▸ SUPPLIED INFORMATION:
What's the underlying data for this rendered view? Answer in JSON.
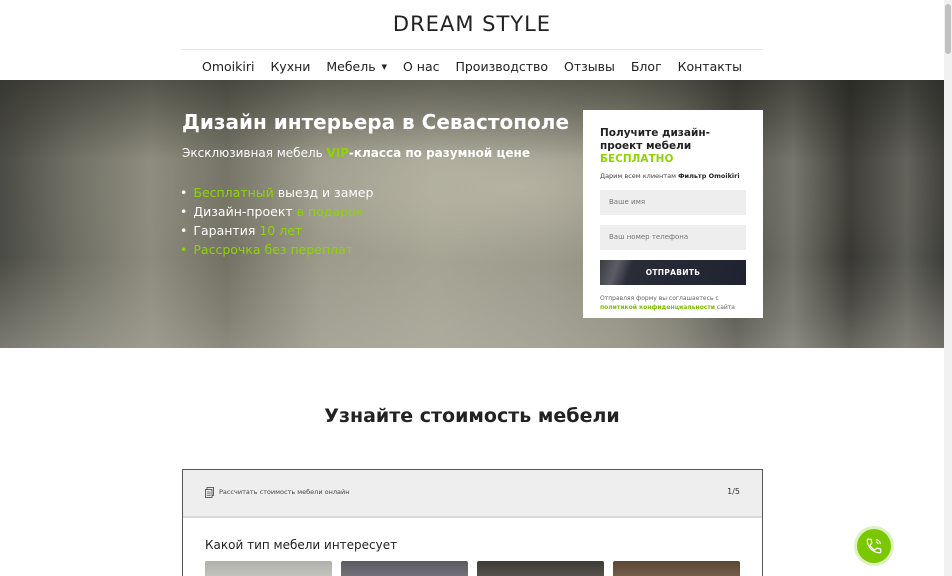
{
  "header": {
    "logo": "DREAM STYLE",
    "nav": [
      {
        "label": "Omoikiri"
      },
      {
        "label": "Кухни"
      },
      {
        "label": "Мебель"
      },
      {
        "label": "О нас"
      },
      {
        "label": "Производство"
      },
      {
        "label": "Отзывы"
      },
      {
        "label": "Блог"
      },
      {
        "label": "Контакты"
      }
    ]
  },
  "hero": {
    "title": "Дизайн интерьера в Севастополе",
    "subtitle_pre": "Эксклюзивная мебель ",
    "subtitle_vip": "VIP",
    "subtitle_post": "-класса по разумной цене",
    "bullets": [
      {
        "accent": "Бесплатный",
        "rest": " выезд и замер"
      },
      {
        "pre": "Дизайн-проект ",
        "accent": "в подарок"
      },
      {
        "pre": "Гарантия ",
        "accent": "10 лет"
      },
      {
        "accent": "Рассрочка без переплат"
      }
    ]
  },
  "form": {
    "title": "Получите дизайн-проект мебели ",
    "title_accent": "БЕСПЛАТНО",
    "gift_pre": "Дарим всем клиентам ",
    "gift_bold": "Фильтр Omoikiri",
    "name_placeholder": "Ваше имя",
    "phone_placeholder": "Ваш номер телефона",
    "submit": "ОТПРАВИТЬ",
    "policy_pre": "Отправляя форму вы соглашаетесь с ",
    "policy_link": "политикой конфиденциальности",
    "policy_post": " сайта"
  },
  "section": {
    "title": "Узнайте стоимость мебели"
  },
  "quiz": {
    "header_label": "Рассчитать стоимость мебели онлайн",
    "counter": "1/5",
    "question": "Какой тип мебели интересует"
  },
  "colors": {
    "accent": "#8fd400",
    "call_button": "#7ac800"
  },
  "icons": {
    "quiz": "document-icon",
    "call": "phone-icon"
  }
}
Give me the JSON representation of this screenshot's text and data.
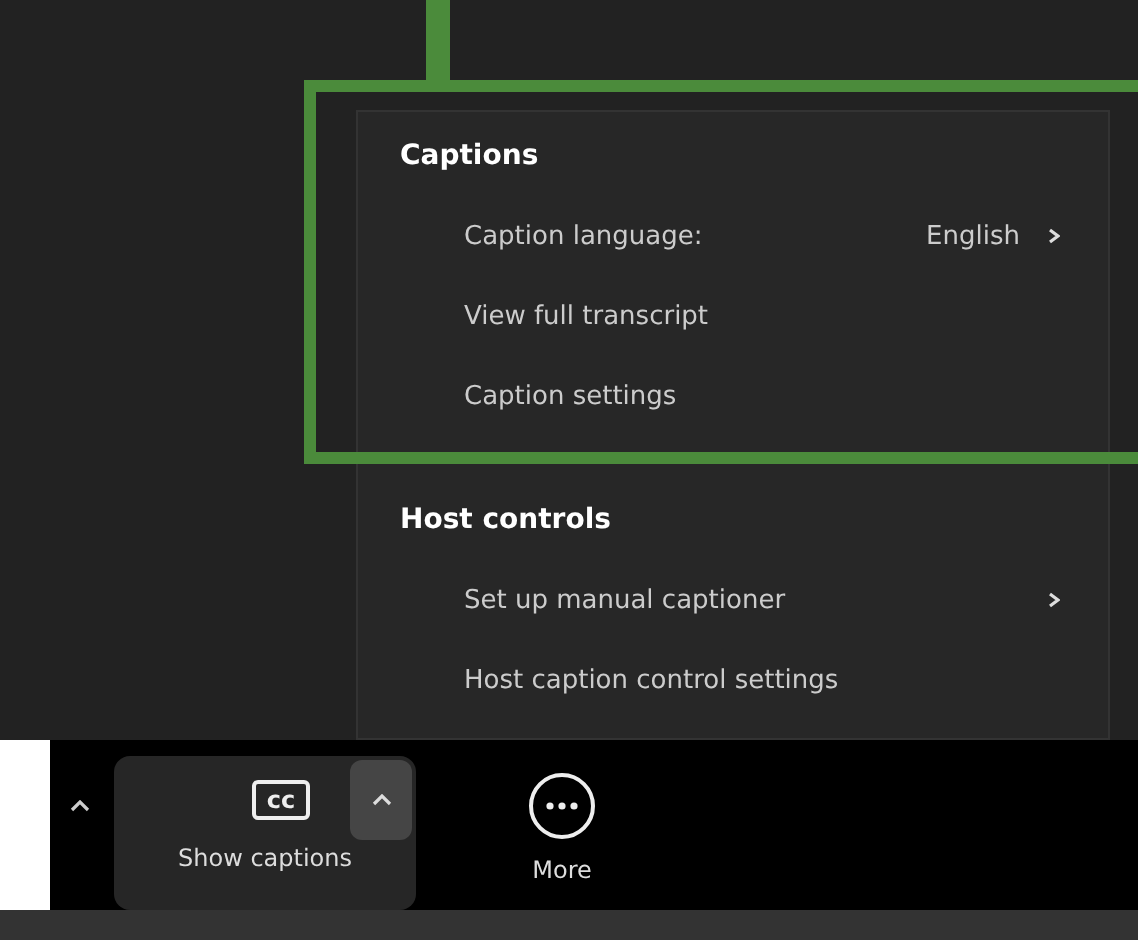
{
  "menu": {
    "sections": [
      {
        "title": "Captions",
        "items": [
          {
            "label": "Caption language:",
            "value": "English",
            "submenu": true
          },
          {
            "label": "View full transcript",
            "submenu": false
          },
          {
            "label": "Caption settings",
            "submenu": false
          }
        ]
      },
      {
        "title": "Host controls",
        "items": [
          {
            "label": "Set up manual captioner",
            "submenu": true
          },
          {
            "label": "Host caption control settings",
            "submenu": false
          }
        ]
      }
    ]
  },
  "toolbar": {
    "buttons": [
      {
        "kind": "captions",
        "icon_text": "cc",
        "label": "Show captions"
      },
      {
        "kind": "more",
        "label": "More"
      }
    ]
  }
}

▸ THE EXERCISE: Pull out all lines of the data with the string "JSON".

▸ TASK RESPONSE:
What's the underlying data for this rendered view? Answer in JSON.
Give me the JSON representation of this screenshot's text and data.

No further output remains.